● AIM
Please return the full listing below without altering anything.

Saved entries
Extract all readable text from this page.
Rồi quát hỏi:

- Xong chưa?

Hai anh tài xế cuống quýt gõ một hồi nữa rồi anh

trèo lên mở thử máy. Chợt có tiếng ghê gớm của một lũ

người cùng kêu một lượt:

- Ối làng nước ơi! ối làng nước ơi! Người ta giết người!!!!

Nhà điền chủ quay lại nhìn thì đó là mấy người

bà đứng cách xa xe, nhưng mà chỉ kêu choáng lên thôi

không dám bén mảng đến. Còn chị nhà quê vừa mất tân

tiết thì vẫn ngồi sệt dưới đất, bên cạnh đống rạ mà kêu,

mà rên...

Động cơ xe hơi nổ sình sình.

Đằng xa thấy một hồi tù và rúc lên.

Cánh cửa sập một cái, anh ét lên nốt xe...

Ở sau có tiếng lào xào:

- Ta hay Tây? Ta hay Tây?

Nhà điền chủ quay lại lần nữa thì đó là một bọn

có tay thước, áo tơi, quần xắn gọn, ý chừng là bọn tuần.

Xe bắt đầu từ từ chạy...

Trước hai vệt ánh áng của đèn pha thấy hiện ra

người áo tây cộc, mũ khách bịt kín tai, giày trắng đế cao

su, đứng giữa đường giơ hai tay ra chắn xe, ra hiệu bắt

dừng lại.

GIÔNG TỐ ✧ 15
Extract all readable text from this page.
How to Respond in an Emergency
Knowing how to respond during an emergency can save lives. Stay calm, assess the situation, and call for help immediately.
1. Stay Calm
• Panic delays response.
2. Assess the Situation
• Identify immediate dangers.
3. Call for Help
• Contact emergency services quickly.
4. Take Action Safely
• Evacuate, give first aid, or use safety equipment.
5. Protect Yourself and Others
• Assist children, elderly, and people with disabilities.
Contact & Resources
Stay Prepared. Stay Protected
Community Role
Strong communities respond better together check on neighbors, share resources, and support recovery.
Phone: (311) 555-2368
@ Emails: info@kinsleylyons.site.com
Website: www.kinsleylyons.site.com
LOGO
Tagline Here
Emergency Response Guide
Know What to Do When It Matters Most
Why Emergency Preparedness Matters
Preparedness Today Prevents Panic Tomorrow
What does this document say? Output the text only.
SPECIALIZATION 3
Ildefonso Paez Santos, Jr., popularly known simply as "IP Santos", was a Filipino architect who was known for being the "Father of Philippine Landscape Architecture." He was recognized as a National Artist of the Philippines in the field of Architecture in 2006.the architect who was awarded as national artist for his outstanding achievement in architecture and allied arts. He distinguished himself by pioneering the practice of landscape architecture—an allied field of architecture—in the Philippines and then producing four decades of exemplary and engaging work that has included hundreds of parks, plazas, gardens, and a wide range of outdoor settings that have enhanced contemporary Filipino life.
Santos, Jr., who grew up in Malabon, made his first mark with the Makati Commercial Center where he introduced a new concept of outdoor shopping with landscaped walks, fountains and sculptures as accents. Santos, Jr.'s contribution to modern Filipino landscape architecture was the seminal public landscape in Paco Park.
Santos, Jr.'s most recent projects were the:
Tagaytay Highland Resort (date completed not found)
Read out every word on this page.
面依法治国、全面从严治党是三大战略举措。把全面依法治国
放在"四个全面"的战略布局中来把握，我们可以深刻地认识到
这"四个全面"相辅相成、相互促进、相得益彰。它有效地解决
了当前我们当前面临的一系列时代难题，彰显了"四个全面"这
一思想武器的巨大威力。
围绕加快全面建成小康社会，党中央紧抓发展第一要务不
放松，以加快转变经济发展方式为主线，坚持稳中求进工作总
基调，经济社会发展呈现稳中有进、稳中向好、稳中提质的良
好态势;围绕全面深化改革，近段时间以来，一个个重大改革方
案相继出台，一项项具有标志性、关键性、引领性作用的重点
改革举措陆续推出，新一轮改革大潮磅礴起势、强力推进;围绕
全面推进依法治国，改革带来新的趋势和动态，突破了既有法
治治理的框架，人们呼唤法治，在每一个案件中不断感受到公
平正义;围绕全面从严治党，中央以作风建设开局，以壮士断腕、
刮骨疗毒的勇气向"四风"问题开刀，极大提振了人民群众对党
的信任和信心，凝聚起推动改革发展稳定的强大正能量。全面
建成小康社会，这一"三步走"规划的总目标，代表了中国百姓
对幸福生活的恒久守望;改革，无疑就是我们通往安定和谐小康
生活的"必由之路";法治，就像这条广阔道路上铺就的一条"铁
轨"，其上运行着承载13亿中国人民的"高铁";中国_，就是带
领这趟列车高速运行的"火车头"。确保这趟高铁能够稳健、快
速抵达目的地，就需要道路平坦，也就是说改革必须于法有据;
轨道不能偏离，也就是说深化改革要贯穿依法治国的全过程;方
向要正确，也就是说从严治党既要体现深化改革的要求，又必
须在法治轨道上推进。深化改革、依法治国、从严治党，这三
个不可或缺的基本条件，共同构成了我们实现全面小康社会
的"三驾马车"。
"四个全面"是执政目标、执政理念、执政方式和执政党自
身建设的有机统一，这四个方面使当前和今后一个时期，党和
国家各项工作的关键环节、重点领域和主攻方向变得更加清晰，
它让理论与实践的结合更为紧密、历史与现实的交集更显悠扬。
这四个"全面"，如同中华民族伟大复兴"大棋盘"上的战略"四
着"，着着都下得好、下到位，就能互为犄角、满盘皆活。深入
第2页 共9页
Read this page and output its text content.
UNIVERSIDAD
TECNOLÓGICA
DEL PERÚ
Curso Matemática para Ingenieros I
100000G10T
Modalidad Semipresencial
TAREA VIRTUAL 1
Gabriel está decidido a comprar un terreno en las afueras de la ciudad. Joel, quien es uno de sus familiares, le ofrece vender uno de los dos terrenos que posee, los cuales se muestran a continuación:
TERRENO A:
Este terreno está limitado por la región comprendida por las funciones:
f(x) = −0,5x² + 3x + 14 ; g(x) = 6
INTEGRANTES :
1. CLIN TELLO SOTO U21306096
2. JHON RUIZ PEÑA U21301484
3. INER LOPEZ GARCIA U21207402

● WRITTEN SOLUTION
Extract all readable text from this page.
Rồi quát hỏi:

- Xong chưa?

Hai anh tài xế cuống quýt gõ một hồi nữa rồi anh

trèo lên mở thử máy. Chợt có tiếng ghê gớm của một lũ

người cùng kêu một lượt:

- Ối làng nước ơi! ối làng nước ơi! Người ta giết người!!!!

Nhà điền chủ quay lại nhìn thì đó là mấy người

bà đứng cách xa xe, nhưng mà chỉ kêu choáng lên thôi

không dám bén mảng đến. Còn chị nhà quê vừa mất tân

tiết thì vẫn ngồi sệt dưới đất, bên cạnh đống rạ mà kêu,

mà rên...

Động cơ xe hơi nổ sình sình.

Đằng xa thấy một hồi tù và rúc lên.

Cánh cửa sập một cái, anh ét lên nốt xe...

Ở sau có tiếng lào xào:

- Ta hay Tây? Ta hay Tây?

Nhà điền chủ quay lại lần nữa thì đó là một bọn

có tay thước, áo tơi, quần xắn gọn, ý chừng là bọn tuần.

Xe bắt đầu từ từ chạy...

Trước hai vệt ánh áng của đèn pha thấy hiện ra

người áo tây cộc, mũ khách bịt kín tai, giày trắng đế cao

su, đứng giữa đường giơ hai tay ra chắn xe, ra hiệu bắt

dừng lại.

GIÔNG TỐ ✧ 15
Extract all readable text from this page.
How to Respond in an Emergency
Knowing how to respond during an emergency can save lives. Stay calm, assess the situation, and call for help immediately.
1. Stay Calm
• Panic delays response.
2. Assess the Situation
• Identify immediate dangers.
3. Call for Help
• Contact emergency services quickly.
4. Take Action Safely
• Evacuate, give first aid, or use safety equipment.
5. Protect Yourself and Others
• Assist children, elderly, and people with disabilities.
Contact & Resources
Stay Prepared. Stay Protected
Community Role
Strong communities respond better together check on neighbors, share resources, and support recovery.
Phone: (311) 555-2368
@ Emails: info@kinsleylyons.site.com
Website: www.kinsleylyons.site.com
LOGO
Tagline Here
Emergency Response Guide
Know What to Do When It Matters Most
Why Emergency Preparedness Matters
Preparedness Today Prevents Panic Tomorrow
What does this document say? Output the text only.
SPECIALIZATION 3
Ildefonso Paez Santos, Jr., popularly known simply as "IP Santos", was a Filipino architect who was known for being the "Father of Philippine Landscape Architecture." He was recognized as a National Artist of the Philippines in the field of Architecture in 2006.the architect who was awarded as national artist for his outstanding achievement in architecture and allied arts. He distinguished himself by pioneering the practice of landscape architecture—an allied field of architecture—in the Philippines and then producing four decades of exemplary and engaging work that has included hundreds of parks, plazas, gardens, and a wide range of outdoor settings that have enhanced contemporary Filipino life.
Santos, Jr., who grew up in Malabon, made his first mark with the Makati Commercial Center where he introduced a new concept of outdoor shopping with landscaped walks, fountains and sculptures as accents. Santos, Jr.'s contribution to modern Filipino landscape architecture was the seminal public landscape in Paco Park.
Santos, Jr.'s most recent projects were the:
Tagaytay Highland Resort (date completed not found)
Read out every word on this page.
面依法治国、全面从严治党是三大战略举措。把全面依法治国
放在"四个全面"的战略布局中来把握，我们可以深刻地认识到
这"四个全面"相辅相成、相互促进、相得益彰。它有效地解决
了当前我们当前面临的一系列时代难题，彰显了"四个全面"这
一思想武器的巨大威力。
围绕加快全面建成小康社会，党中央紧抓发展第一要务不
放松，以加快转变经济发展方式为主线，坚持稳中求进工作总
基调，经济社会发展呈现稳中有进、稳中向好、稳中提质的良
好态势;围绕全面深化改革，近段时间以来，一个个重大改革方
案相继出台，一项项具有标志性、关键性、引领性作用的重点
改革举措陆续推出，新一轮改革大潮磅礴起势、强力推进;围绕
全面推进依法治国，改革带来新的趋势和动态，突破了既有法
治治理的框架，人们呼唤法治，在每一个案件中不断感受到公
平正义;围绕全面从严治党，中央以作风建设开局，以壮士断腕、
刮骨疗毒的勇气向"四风"问题开刀，极大提振了人民群众对党
的信任和信心，凝聚起推动改革发展稳定的强大正能量。全面
建成小康社会，这一"三步走"规划的总目标，代表了中国百姓
对幸福生活的恒久守望;改革，无疑就是我们通往安定和谐小康
生活的"必由之路";法治，就像这条广阔道路上铺就的一条"铁
轨"，其上运行着承载13亿中国人民的"高铁";中国_，就是带
领这趟列车高速运行的"火车头"。确保这趟高铁能够稳健、快
速抵达目的地，就需要道路平坦，也就是说改革必须于法有据;
轨道不能偏离，也就是说深化改革要贯穿依法治国的全过程;方
向要正确，也就是说从严治党既要体现深化改革的要求，又必
须在法治轨道上推进。深化改革、依法治国、从严治党，这三
个不可或缺的基本条件，共同构成了我们实现全面小康社会
的"三驾马车"。
"四个全面"是执政目标、执政理念、执政方式和执政党自
身建设的有机统一，这四个方面使当前和今后一个时期，党和
国家各项工作的关键环节、重点领域和主攻方向变得更加清晰，
它让理论与实践的结合更为紧密、历史与现实的交集更显悠扬。
这四个"全面"，如同中华民族伟大复兴"大棋盘"上的战略"四
着"，着着都下得好、下到位，就能互为犄角、满盘皆活。深入
第2页 共9页
Read this page and output its text content.
UNIVERSIDAD
TECNOLÓGICA
DEL PERÚ
Curso Matemática para Ingenieros I
100000G10T
Modalidad Semipresencial
TAREA VIRTUAL 1
Gabriel está decidido a comprar un terreno en las afueras de la ciudad. Joel, quien es uno de sus familiares, le ofrece vender uno de los dos terrenos que posee, los cuales se muestran a continuación:
TERRENO A:
Este terreno está limitado por la región comprendida por las funciones:
f(x) = −0,5x² + 3x + 14 ; g(x) = 6
INTEGRANTES :
1. CLIN TELLO SOTO U21306096
2. JHON RUIZ PEÑA U21301484
3. INER LOPEZ GARCIA U21207402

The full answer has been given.